[Collected data]
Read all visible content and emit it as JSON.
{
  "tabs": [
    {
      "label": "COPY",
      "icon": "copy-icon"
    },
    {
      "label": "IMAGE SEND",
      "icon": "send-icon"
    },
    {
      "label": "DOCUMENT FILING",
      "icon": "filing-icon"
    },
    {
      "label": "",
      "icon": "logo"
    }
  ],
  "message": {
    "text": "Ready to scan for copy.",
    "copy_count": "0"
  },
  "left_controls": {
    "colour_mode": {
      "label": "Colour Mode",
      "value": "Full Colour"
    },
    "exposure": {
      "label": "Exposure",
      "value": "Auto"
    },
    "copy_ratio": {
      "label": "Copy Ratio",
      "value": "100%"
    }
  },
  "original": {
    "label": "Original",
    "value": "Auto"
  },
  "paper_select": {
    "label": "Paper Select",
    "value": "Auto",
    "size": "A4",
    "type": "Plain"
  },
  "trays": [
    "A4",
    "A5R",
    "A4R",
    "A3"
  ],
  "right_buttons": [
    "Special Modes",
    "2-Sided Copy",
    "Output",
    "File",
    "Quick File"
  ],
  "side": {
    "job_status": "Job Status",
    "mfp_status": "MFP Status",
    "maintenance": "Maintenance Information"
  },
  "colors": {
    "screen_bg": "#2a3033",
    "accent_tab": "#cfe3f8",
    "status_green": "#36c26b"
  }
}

● **EXERCISE DETAILS**
List all lines above in which the string "label" appears.

● **EXERCISE SOLUTION**
      "label": "COPY",
      "label": "IMAGE SEND",
      "label": "DOCUMENT FILING",
      "label": "",
      "label": "Colour Mode",
      "label": "Exposure",
      "label": "Copy Ratio",
    "label": "Original",
    "label": "Paper Select",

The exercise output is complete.